-- Start of THE DATA --

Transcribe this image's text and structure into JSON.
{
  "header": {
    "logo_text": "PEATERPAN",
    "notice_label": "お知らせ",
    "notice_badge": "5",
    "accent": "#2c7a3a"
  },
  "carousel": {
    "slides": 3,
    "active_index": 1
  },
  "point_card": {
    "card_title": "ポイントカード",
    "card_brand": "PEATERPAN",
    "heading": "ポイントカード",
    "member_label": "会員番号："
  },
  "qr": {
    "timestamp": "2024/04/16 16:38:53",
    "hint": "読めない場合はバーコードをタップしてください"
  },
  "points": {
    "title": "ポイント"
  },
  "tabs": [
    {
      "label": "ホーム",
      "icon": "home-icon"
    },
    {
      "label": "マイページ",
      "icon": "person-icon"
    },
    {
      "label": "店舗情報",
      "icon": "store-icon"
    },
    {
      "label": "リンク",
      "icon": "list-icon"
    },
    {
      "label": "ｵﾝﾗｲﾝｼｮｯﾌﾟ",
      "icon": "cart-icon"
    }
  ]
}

-- End of THE DATA --

◆ YOUR GOAL
Each record above should be restated word for word.

◆ EXERCISE RESPONSE
Transcribe this image's text and structure into JSON.
{
  "header": {
    "logo_text": "PEATERPAN",
    "notice_label": "お知らせ",
    "notice_badge": "5",
    "accent": "#2c7a3a"
  },
  "carousel": {
    "slides": 3,
    "active_index": 1
  },
  "point_card": {
    "card_title": "ポイントカード",
    "card_brand": "PEATERPAN",
    "heading": "ポイントカード",
    "member_label": "会員番号："
  },
  "qr": {
    "timestamp": "2024/04/16 16:38:53",
    "hint": "読めない場合はバーコードをタップしてください"
  },
  "points": {
    "title": "ポイント"
  },
  "tabs": [
    {
      "label": "ホーム",
      "icon": "home-icon"
    },
    {
      "label": "マイページ",
      "icon": "person-icon"
    },
    {
      "label": "店舗情報",
      "icon": "store-icon"
    },
    {
      "label": "リンク",
      "icon": "list-icon"
    },
    {
      "label": "ｵﾝﾗｲﾝｼｮｯﾌﾟ",
      "icon": "cart-icon"
    }
  ]
}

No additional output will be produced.